- **Problem description**
Print the whole listing exactly.

- **Records provided**

╔══

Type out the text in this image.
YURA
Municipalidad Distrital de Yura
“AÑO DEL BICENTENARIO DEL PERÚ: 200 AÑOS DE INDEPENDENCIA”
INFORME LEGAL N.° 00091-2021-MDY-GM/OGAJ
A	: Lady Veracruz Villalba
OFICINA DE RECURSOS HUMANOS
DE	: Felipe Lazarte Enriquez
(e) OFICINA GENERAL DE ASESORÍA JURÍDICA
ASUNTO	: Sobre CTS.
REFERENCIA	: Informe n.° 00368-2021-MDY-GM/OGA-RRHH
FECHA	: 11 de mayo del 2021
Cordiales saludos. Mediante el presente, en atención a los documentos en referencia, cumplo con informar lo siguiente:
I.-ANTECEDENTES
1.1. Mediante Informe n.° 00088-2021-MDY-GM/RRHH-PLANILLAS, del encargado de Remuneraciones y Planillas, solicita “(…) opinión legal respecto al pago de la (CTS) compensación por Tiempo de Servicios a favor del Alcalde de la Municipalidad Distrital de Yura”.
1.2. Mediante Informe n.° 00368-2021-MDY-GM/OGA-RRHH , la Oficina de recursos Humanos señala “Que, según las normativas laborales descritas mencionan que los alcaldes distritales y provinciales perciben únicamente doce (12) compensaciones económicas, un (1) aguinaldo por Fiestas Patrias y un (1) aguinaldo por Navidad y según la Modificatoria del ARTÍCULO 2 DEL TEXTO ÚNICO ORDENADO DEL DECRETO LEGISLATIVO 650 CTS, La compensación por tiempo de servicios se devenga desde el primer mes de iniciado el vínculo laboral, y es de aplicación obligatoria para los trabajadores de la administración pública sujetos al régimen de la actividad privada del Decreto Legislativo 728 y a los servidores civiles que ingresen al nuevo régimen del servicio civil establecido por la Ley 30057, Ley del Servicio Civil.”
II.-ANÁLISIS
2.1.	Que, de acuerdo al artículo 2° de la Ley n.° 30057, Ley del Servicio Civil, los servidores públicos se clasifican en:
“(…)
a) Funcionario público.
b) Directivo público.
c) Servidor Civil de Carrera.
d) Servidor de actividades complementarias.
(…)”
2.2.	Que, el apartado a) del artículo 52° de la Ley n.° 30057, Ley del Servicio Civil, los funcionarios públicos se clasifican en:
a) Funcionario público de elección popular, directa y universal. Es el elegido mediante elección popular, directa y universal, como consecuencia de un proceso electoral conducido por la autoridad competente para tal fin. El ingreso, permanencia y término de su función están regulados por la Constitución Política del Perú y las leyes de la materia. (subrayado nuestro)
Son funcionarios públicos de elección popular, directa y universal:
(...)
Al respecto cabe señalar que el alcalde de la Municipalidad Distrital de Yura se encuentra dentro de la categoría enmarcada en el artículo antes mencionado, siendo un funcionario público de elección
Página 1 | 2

╚══

- **Response to the exercise**
Type out the text in this image.
YURA
Municipalidad Distrital de Yura
“AÑO DEL BICENTENARIO DEL PERÚ: 200 AÑOS DE INDEPENDENCIA”
INFORME LEGAL N.° 00091-2021-MDY-GM/OGAJ
A	: Lady Veracruz Villalba
OFICINA DE RECURSOS HUMANOS
DE	: Felipe Lazarte Enriquez
(e) OFICINA GENERAL DE ASESORÍA JURÍDICA
ASUNTO	: Sobre CTS.
REFERENCIA	: Informe n.° 00368-2021-MDY-GM/OGA-RRHH
FECHA	: 11 de mayo del 2021
Cordiales saludos. Mediante el presente, en atención a los documentos en referencia, cumplo con informar lo siguiente:
I.-ANTECEDENTES
1.1. Mediante Informe n.° 00088-2021-MDY-GM/RRHH-PLANILLAS, del encargado de Remuneraciones y Planillas, solicita “(…) opinión legal respecto al pago de la (CTS) compensación por Tiempo de Servicios a favor del Alcalde de la Municipalidad Distrital de Yura”.
1.2. Mediante Informe n.° 00368-2021-MDY-GM/OGA-RRHH , la Oficina de recursos Humanos señala “Que, según las normativas laborales descritas mencionan que los alcaldes distritales y provinciales perciben únicamente doce (12) compensaciones económicas, un (1) aguinaldo por Fiestas Patrias y un (1) aguinaldo por Navidad y según la Modificatoria del ARTÍCULO 2 DEL TEXTO ÚNICO ORDENADO DEL DECRETO LEGISLATIVO 650 CTS, La compensación por tiempo de servicios se devenga desde el primer mes de iniciado el vínculo laboral, y es de aplicación obligatoria para los trabajadores de la administración pública sujetos al régimen de la actividad privada del Decreto Legislativo 728 y a los servidores civiles que ingresen al nuevo régimen del servicio civil establecido por la Ley 30057, Ley del Servicio Civil.”
II.-ANÁLISIS
2.1.	Que, de acuerdo al artículo 2° de la Ley n.° 30057, Ley del Servicio Civil, los servidores públicos se clasifican en:
“(…)
a) Funcionario público.
b) Directivo público.
c) Servidor Civil de Carrera.
d) Servidor de actividades complementarias.
(…)”
2.2.	Que, el apartado a) del artículo 52° de la Ley n.° 30057, Ley del Servicio Civil, los funcionarios públicos se clasifican en:
a) Funcionario público de elección popular, directa y universal. Es el elegido mediante elección popular, directa y universal, como consecuencia de un proceso electoral conducido por la autoridad competente para tal fin. El ingreso, permanencia y término de su función están regulados por la Constitución Política del Perú y las leyes de la materia. (subrayado nuestro)
Son funcionarios públicos de elección popular, directa y universal:
(...)
Al respecto cabe señalar que el alcalde de la Municipalidad Distrital de Yura se encuentra dentro de la categoría enmarcada en el artículo antes mencionado, siendo un funcionario público de elección
Página 1 | 2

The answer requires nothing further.